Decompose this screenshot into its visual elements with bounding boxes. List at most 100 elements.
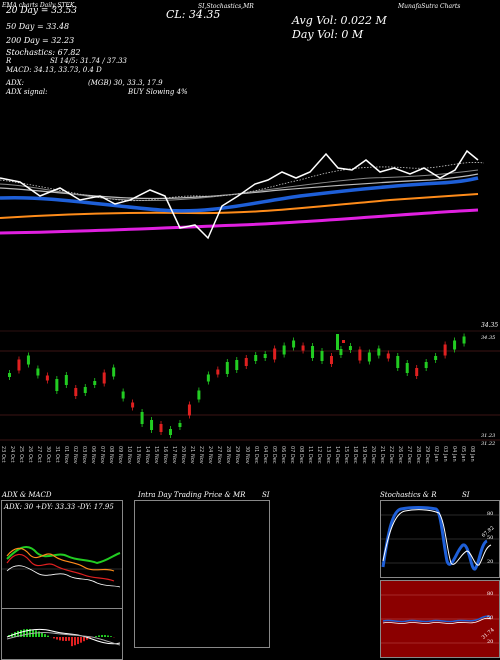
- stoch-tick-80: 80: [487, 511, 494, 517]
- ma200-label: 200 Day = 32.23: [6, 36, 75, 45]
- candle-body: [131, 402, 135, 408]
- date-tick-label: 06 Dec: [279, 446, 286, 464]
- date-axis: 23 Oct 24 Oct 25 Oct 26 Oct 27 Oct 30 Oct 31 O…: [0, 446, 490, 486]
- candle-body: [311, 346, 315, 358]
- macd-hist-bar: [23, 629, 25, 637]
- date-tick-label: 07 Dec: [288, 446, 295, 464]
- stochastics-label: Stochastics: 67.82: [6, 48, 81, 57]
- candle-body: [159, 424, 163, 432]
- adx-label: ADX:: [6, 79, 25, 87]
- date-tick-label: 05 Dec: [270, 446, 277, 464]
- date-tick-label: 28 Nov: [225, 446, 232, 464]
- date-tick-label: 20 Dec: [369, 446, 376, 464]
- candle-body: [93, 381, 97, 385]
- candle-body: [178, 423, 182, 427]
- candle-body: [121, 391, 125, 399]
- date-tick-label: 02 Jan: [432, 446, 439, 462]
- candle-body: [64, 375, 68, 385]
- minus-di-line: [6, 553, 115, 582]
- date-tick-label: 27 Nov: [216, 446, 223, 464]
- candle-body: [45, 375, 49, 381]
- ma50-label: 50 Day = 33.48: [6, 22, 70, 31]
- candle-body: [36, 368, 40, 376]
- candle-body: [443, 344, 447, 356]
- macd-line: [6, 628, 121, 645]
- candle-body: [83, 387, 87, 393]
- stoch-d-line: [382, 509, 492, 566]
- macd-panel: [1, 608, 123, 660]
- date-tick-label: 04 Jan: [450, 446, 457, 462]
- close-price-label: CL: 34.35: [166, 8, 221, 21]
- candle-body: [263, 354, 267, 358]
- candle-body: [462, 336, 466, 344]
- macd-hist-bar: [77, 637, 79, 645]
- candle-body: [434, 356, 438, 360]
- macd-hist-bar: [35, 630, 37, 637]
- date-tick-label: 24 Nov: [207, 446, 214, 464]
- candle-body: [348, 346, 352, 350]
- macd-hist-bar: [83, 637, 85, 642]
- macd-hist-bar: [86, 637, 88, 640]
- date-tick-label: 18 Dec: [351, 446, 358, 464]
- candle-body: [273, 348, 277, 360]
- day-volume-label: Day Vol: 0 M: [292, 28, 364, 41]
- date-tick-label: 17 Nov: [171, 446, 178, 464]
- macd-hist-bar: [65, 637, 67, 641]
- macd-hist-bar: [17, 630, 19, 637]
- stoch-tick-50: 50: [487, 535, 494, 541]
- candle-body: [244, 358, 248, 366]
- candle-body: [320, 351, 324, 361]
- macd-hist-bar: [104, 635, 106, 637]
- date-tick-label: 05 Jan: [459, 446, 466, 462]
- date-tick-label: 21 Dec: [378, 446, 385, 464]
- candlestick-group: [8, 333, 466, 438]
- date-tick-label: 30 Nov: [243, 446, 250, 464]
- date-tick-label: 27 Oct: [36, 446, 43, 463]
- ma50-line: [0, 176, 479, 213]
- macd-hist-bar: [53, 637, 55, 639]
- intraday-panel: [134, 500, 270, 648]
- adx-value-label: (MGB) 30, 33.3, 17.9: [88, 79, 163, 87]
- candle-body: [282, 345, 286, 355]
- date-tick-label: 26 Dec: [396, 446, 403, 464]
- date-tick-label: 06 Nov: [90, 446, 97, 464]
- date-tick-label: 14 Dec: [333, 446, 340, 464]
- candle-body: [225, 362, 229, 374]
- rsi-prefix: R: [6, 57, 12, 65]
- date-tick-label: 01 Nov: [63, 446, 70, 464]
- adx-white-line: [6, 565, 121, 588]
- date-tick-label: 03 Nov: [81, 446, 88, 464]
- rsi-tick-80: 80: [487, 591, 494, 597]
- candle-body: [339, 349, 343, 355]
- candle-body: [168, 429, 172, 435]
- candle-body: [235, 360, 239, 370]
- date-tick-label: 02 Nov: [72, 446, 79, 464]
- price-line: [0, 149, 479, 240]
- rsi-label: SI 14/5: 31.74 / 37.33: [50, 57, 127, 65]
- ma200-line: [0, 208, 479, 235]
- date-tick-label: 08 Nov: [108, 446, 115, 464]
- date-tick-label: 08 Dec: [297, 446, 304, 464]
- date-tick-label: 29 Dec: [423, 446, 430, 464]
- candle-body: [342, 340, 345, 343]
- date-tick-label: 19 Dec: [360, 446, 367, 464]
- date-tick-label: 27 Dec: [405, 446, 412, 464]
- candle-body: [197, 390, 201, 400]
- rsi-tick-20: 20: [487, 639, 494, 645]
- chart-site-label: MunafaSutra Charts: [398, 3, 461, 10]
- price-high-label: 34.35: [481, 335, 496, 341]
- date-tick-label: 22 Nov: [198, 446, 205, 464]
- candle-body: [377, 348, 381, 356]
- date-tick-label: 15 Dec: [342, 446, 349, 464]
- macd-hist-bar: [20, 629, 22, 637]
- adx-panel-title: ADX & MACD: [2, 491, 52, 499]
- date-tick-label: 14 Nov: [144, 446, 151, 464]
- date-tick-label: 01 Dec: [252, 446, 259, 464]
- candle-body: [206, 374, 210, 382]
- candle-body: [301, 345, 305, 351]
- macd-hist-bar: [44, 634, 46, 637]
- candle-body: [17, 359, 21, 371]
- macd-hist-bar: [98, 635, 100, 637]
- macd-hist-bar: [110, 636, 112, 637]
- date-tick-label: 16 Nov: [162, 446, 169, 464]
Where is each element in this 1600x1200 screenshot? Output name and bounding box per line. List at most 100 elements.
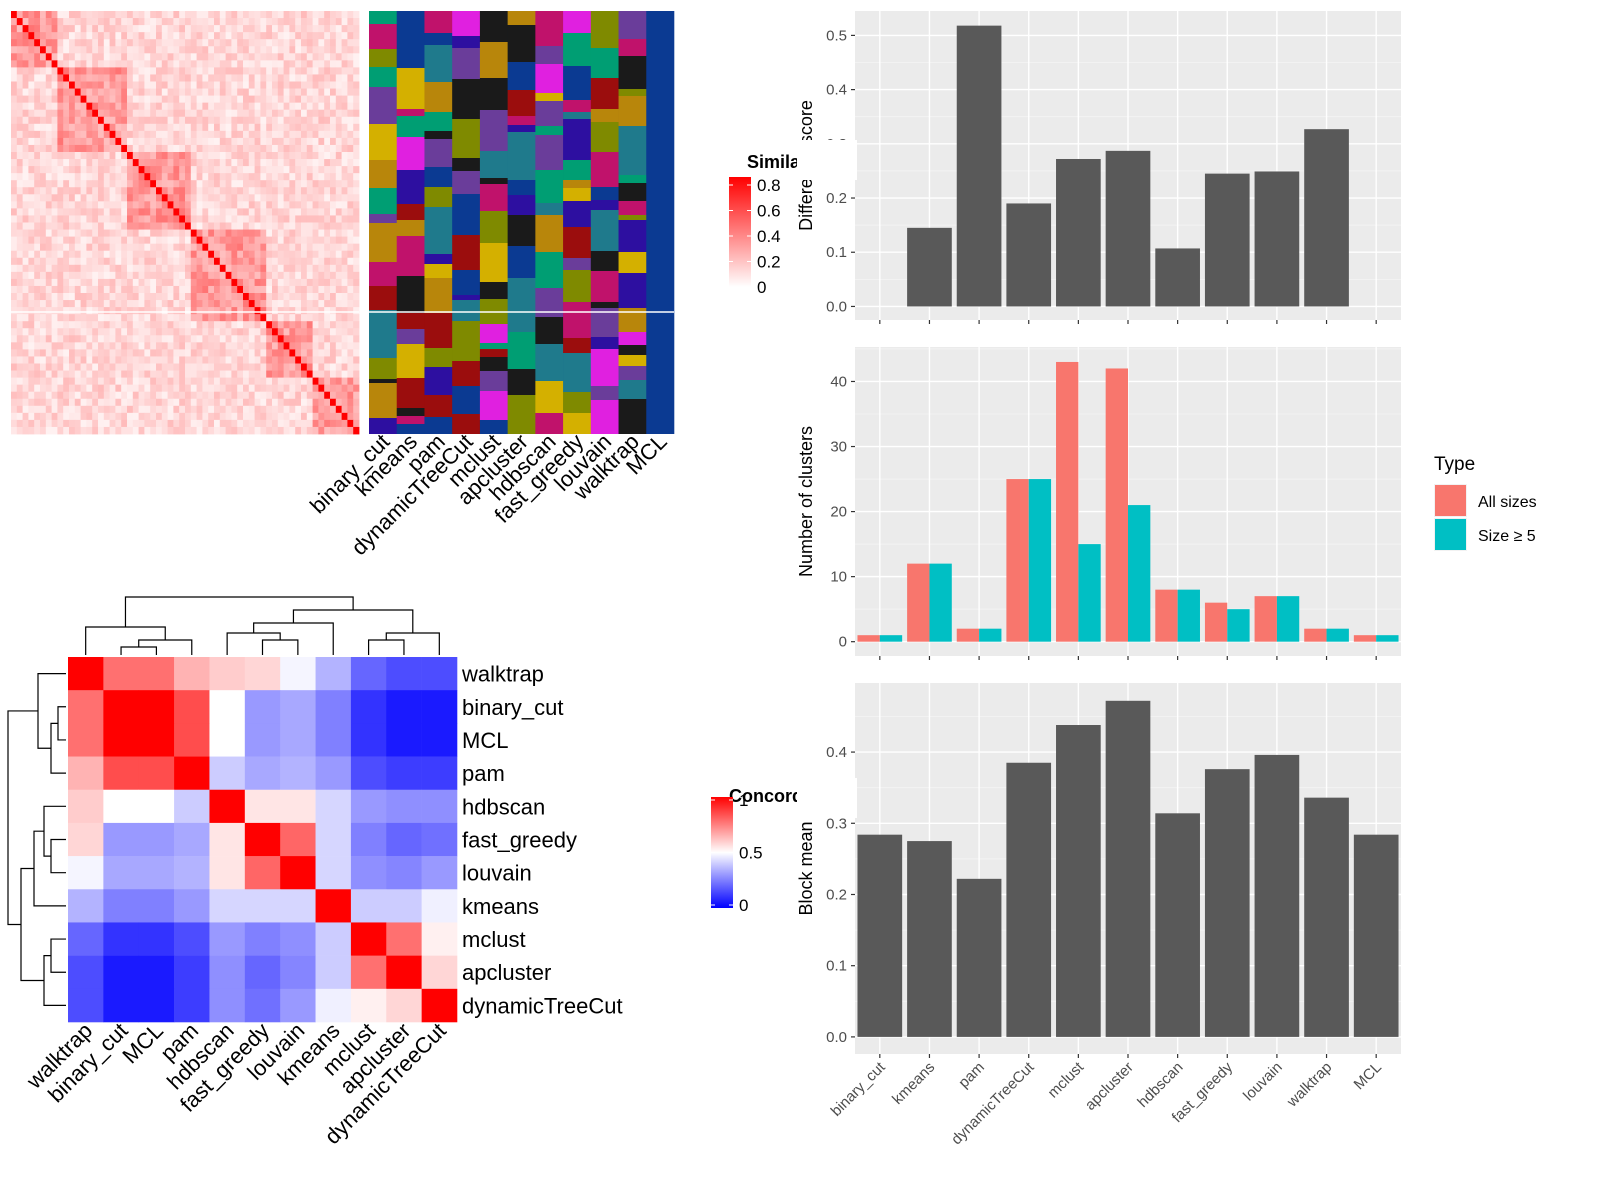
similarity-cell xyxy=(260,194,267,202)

● ● ● ● ●

__Given request__
Can you reproduce the lines word for word, from the line with "- stoch-tick-80: 80: [487, 511, 494, 517]" up to and including the line with "- date-tick-label: 28"?

__Correct response__
- stoch-tick-80: 80: [487, 511, 494, 517]
- ma200-label: 200 Day = 32.23: [6, 36, 75, 45]
- candle-body: [131, 402, 135, 408]
- date-tick-label: 06 Dec: [279, 446, 286, 464]
- date-axis: 23 Oct 24 Oct 25 Oct 26 Oct 27 Oct 30 Oct 31 O…: [0, 446, 490, 486]
- candle-body: [311, 346, 315, 358]
- macd-hist-bar: [23, 629, 25, 637]
- date-tick-label: 07 Dec: [288, 446, 295, 464]
- stochastics-label: Stochastics: 67.82: [6, 48, 81, 57]
- candle-body: [159, 424, 163, 432]
- adx-label: ADX:: [6, 79, 25, 87]
- date-tick-label: 05 Dec: [270, 446, 277, 464]
- date-tick-label: 28 Nov: [225, 446, 232, 464]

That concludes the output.